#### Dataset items
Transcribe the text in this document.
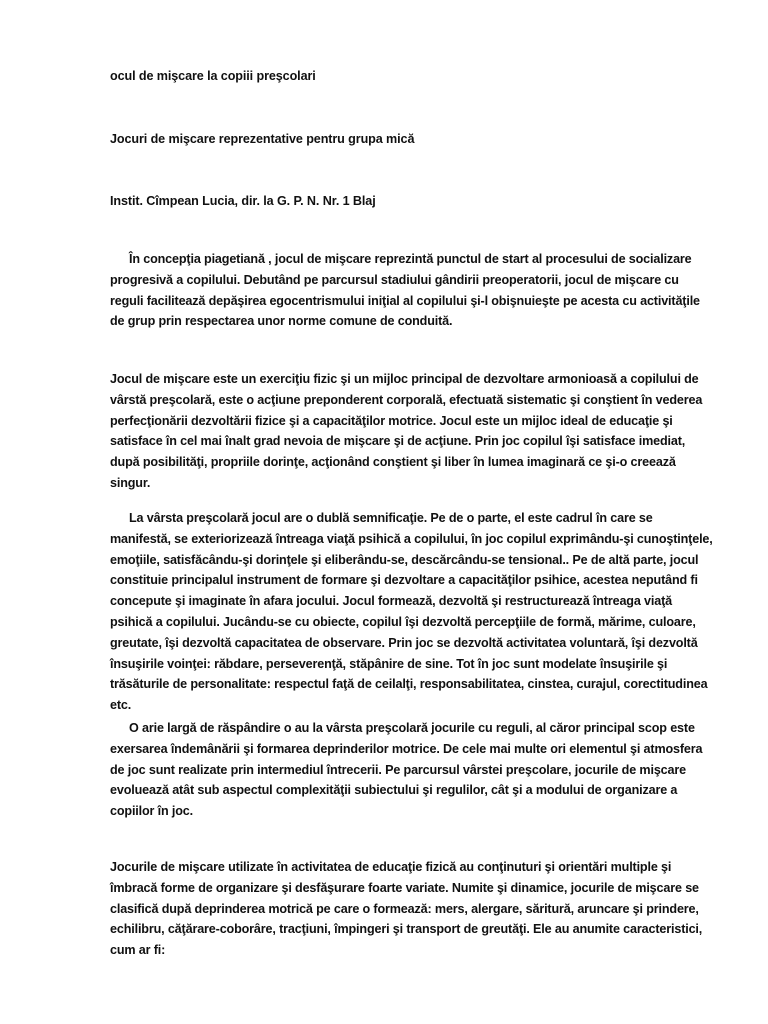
ocul de mişcare la copiii preşcolari
Jocuri de mişcare reprezentative pentru grupa mică
Instit. Cîmpean Lucia, dir. la G. P. N. Nr. 1 Blaj

În concepţia piagetiană , jocul de mişcare reprezintă punctul de start al procesului de socializare progresivă a copilului. Debutând pe parcursul stadiului gândirii preoperatorii, jocul de mişcare cu reguli facilitează depăşirea egocentrismului iniţial al copilului şi-l obişnuieşte pe acesta cu activităţile de grup prin respectarea unor norme comune de conduită.

Jocul de mişcare este un exerciţiu fizic şi un mijloc principal de dezvoltare armonioasă a copilului de vârstă preşcolară, este o acţiune preponderent corporală, efectuată sistematic şi conştient în vederea perfecţionării dezvoltării fizice şi a capacităţilor motrice. Jocul este un mijloc ideal de educaţie şi satisface în cel mai înalt grad nevoia de mişcare şi de acţiune. Prin joc copilul îşi satisface imediat, după posibilităţi, propriile dorinţe, acţionând conştient şi liber în lumea imaginară ce şi-o creează singur.

La vârsta preşcolară jocul are o dublă semnificaţie. Pe de o parte, el este cadrul în care se manifestă, se exteriorizează întreaga viaţă psihică a copilului, în joc copilul exprimându-şi cunoştinţele, emoţiile, satisfăcându-şi dorinţele şi eliberându-se, descărcându-se tensional.. Pe de altă parte, jocul constituie principalul instrument de formare şi dezvoltare a capacităţilor psihice, acestea neputând fi concepute şi imaginate în afara jocului. Jocul formează, dezvoltă şi restructurează întreaga viaţă psihică a copilului. Jucându-se cu obiecte, copilul îşi dezvoltă percepţiile de formă, mărime, culoare, greutate, îşi dezvoltă capacitatea de observare. Prin joc se dezvoltă activitatea voluntară, îşi dezvoltă însuşirile voinţei: răbdare, perseverenţă, stăpânire de sine. Tot în joc sunt modelate însuşirile şi trăsăturile de personalitate: respectul faţă de ceilalţi, responsabilitatea, cinstea, curajul, corectitudinea etc.

O arie largă de răspândire o au la vârsta preşcolară jocurile cu reguli, al căror principal scop este exersarea îndemânării şi formarea deprinderilor motrice. De cele mai multe ori elementul şi atmosfera de joc sunt realizate prin intermediul întrecerii. Pe parcursul vârstei preşcolare, jocurile de mişcare evoluează atât sub aspectul complexităţii subiectului şi regulilor, cât şi a modului de organizare a copiilor în joc.

Jocurile de mişcare utilizate în activitatea de educaţie fizică au conţinuturi şi orientări multiple şi îmbracă forme de organizare şi desfăşurare foarte variate. Numite şi dinamice, jocurile de mişcare se clasifică după deprinderea motrică pe care o formează: mers, alergare, săritură, aruncare şi prindere, echilibru, căţărare-coborâre, tracţiuni, împingeri şi transport de greutăţi. Ele au anumite caracteristici, cum ar fi:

#### WHAT YOU WILL DO
Write every record out again exactly; no pictures belong in the copy.

#### SOLUTION TO THIS PROBLEM
Transcribe the text in this document.
ocul de mişcare la copiii preşcolari
Jocuri de mişcare reprezentative pentru grupa mică
Instit. Cîmpean Lucia, dir. la G. P. N. Nr. 1 Blaj

În concepţia piagetiană , jocul de mişcare reprezintă punctul de start al procesului de socializare progresivă a copilului. Debutând pe parcursul stadiului gândirii preoperatorii, jocul de mişcare cu reguli facilitează depăşirea egocentrismului iniţial al copilului şi-l obişnuieşte pe acesta cu activităţile de grup prin respectarea unor norme comune de conduită.

Jocul de mişcare este un exerciţiu fizic şi un mijloc principal de dezvoltare armonioasă a copilului de vârstă preşcolară, este o acţiune preponderent corporală, efectuată sistematic şi conştient în vederea perfecţionării dezvoltării fizice şi a capacităţilor motrice. Jocul este un mijloc ideal de educaţie şi satisface în cel mai înalt grad nevoia de mişcare şi de acţiune. Prin joc copilul îşi satisface imediat, după posibilităţi, propriile dorinţe, acţionând conştient şi liber în lumea imaginară ce şi-o creează singur.

La vârsta preşcolară jocul are o dublă semnificaţie. Pe de o parte, el este cadrul în care se manifestă, se exteriorizează întreaga viaţă psihică a copilului, în joc copilul exprimându-şi cunoştinţele, emoţiile, satisfăcându-şi dorinţele şi eliberându-se, descărcându-se tensional.. Pe de altă parte, jocul constituie principalul instrument de formare şi dezvoltare a capacităţilor psihice, acestea neputând fi concepute şi imaginate în afara jocului. Jocul formează, dezvoltă şi restructurează întreaga viaţă psihică a copilului. Jucându-se cu obiecte, copilul îşi dezvoltă percepţiile de formă, mărime, culoare, greutate, îşi dezvoltă capacitatea de observare. Prin joc se dezvoltă activitatea voluntară, îşi dezvoltă însuşirile voinţei: răbdare, perseverenţă, stăpânire de sine. Tot în joc sunt modelate însuşirile şi trăsăturile de personalitate: respectul faţă de ceilalţi, responsabilitatea, cinstea, curajul, corectitudinea etc.

O arie largă de răspândire o au la vârsta preşcolară jocurile cu reguli, al căror principal scop este exersarea îndemânării şi formarea deprinderilor motrice. De cele mai multe ori elementul şi atmosfera de joc sunt realizate prin intermediul întrecerii. Pe parcursul vârstei preşcolare, jocurile de mişcare evoluează atât sub aspectul complexităţii subiectului şi regulilor, cât şi a modului de organizare a copiilor în joc.

Jocurile de mişcare utilizate în activitatea de educaţie fizică au conţinuturi şi orientări multiple şi îmbracă forme de organizare şi desfăşurare foarte variate. Numite şi dinamice, jocurile de mişcare se clasifică după deprinderea motrică pe care o formează: mers, alergare, săritură, aruncare şi prindere, echilibru, căţărare-coborâre, tracţiuni, împingeri şi transport de greutăţi. Ele au anumite caracteristici, cum ar fi:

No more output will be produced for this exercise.